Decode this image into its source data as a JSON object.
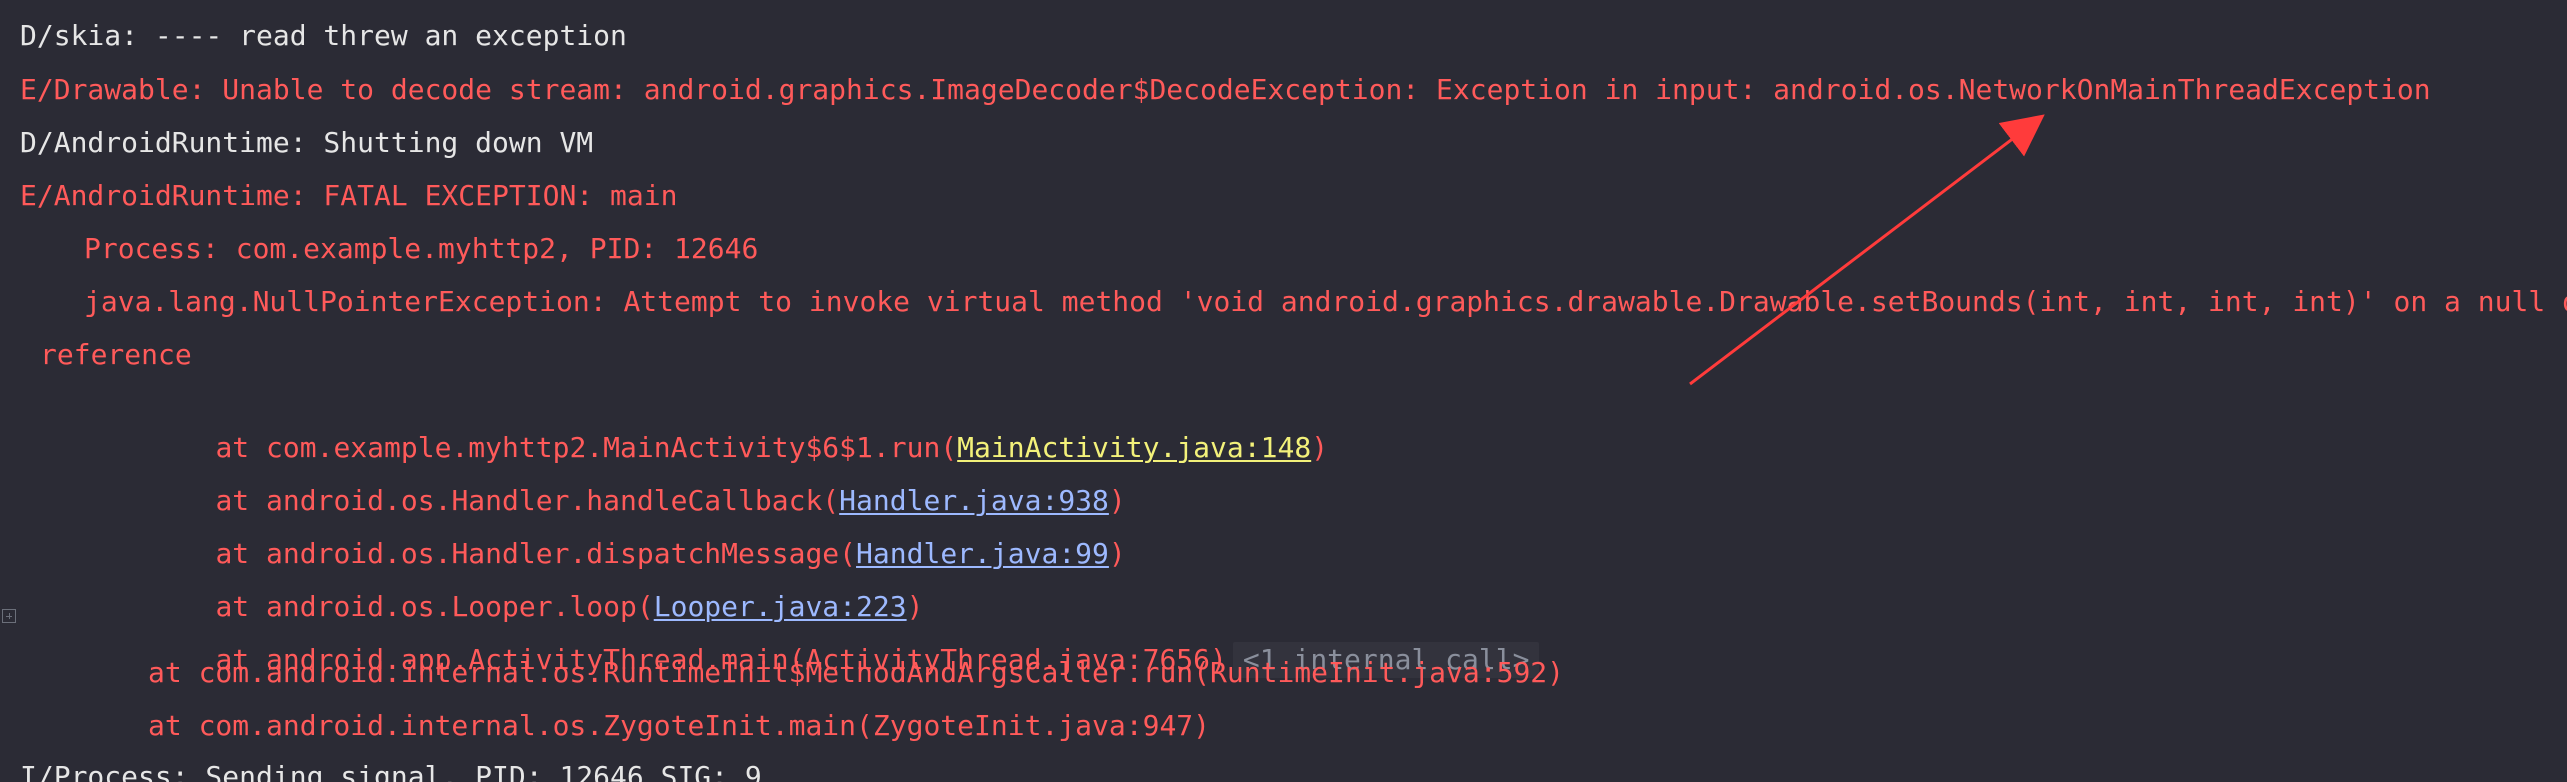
{
  "colors": {
    "background": "#2b2b35",
    "debug_text": "#e6e6e6",
    "error_text": "#ff5a5a",
    "link_blue": "#9db9ff",
    "link_yellow": "#f3f17a",
    "internal_call": "#8a8f9c",
    "annotation_arrow": "#ff3b3b"
  },
  "log": {
    "lines": [
      {
        "text": "D/skia: ---- read threw an exception"
      },
      {
        "text": "E/Drawable: Unable to decode stream: android.graphics.ImageDecoder$DecodeException: Exception in input: android.os.NetworkOnMainThreadException"
      },
      {
        "text": "D/AndroidRuntime: Shutting down VM"
      },
      {
        "text": "E/AndroidRuntime: FATAL EXCEPTION: main"
      },
      {
        "text": "Process: com.example.myhttp2, PID: 12646"
      },
      {
        "text": "java.lang.NullPointerException: Attempt to invoke virtual method 'void android.graphics.drawable.Drawable.setBounds(int, int, int, int)' on a null object"
      },
      {
        "text": "reference"
      }
    ],
    "stack": [
      {
        "prefix": "at com.example.myhttp2.MainActivity$6$1.run(",
        "link": "MainActivity.java:148",
        "suffix": ")"
      },
      {
        "prefix": "at android.os.Handler.handleCallback(",
        "link": "Handler.java:938",
        "suffix": ")"
      },
      {
        "prefix": "at android.os.Handler.dispatchMessage(",
        "link": "Handler.java:99",
        "suffix": ")"
      },
      {
        "prefix": "at android.os.Looper.loop(",
        "link": "Looper.java:223",
        "suffix": ")"
      },
      {
        "text": "at android.app.ActivityThread.main(ActivityThread.java:7656)",
        "internal": "<1 internal call>"
      },
      {
        "text": "at com.android.internal.os.RuntimeInit$MethodAndArgsCaller.run(RuntimeInit.java:592)"
      },
      {
        "text": "at com.android.internal.os.ZygoteInit.main(ZygoteInit.java:947)"
      }
    ],
    "last": {
      "text": "I/Process: Sending signal. PID: 12646 SIG: 9"
    }
  }
}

┄┄┄┄┄┄┄┄┄┄

Give back all entries exactly. No pictures belong in the copy.

Decode this image into its source data as a JSON object.
{
  "colors": {
    "background": "#2b2b35",
    "debug_text": "#e6e6e6",
    "error_text": "#ff5a5a",
    "link_blue": "#9db9ff",
    "link_yellow": "#f3f17a",
    "internal_call": "#8a8f9c",
    "annotation_arrow": "#ff3b3b"
  },
  "log": {
    "lines": [
      {
        "text": "D/skia: ---- read threw an exception"
      },
      {
        "text": "E/Drawable: Unable to decode stream: android.graphics.ImageDecoder$DecodeException: Exception in input: android.os.NetworkOnMainThreadException"
      },
      {
        "text": "D/AndroidRuntime: Shutting down VM"
      },
      {
        "text": "E/AndroidRuntime: FATAL EXCEPTION: main"
      },
      {
        "text": "Process: com.example.myhttp2, PID: 12646"
      },
      {
        "text": "java.lang.NullPointerException: Attempt to invoke virtual method 'void android.graphics.drawable.Drawable.setBounds(int, int, int, int)' on a null object"
      },
      {
        "text": "reference"
      }
    ],
    "stack": [
      {
        "prefix": "at com.example.myhttp2.MainActivity$6$1.run(",
        "link": "MainActivity.java:148",
        "suffix": ")"
      },
      {
        "prefix": "at android.os.Handler.handleCallback(",
        "link": "Handler.java:938",
        "suffix": ")"
      },
      {
        "prefix": "at android.os.Handler.dispatchMessage(",
        "link": "Handler.java:99",
        "suffix": ")"
      },
      {
        "prefix": "at android.os.Looper.loop(",
        "link": "Looper.java:223",
        "suffix": ")"
      },
      {
        "text": "at android.app.ActivityThread.main(ActivityThread.java:7656)",
        "internal": "<1 internal call>"
      },
      {
        "text": "at com.android.internal.os.RuntimeInit$MethodAndArgsCaller.run(RuntimeInit.java:592)"
      },
      {
        "text": "at com.android.internal.os.ZygoteInit.main(ZygoteInit.java:947)"
      }
    ],
    "last": {
      "text": "I/Process: Sending signal. PID: 12646 SIG: 9"
    }
  }
}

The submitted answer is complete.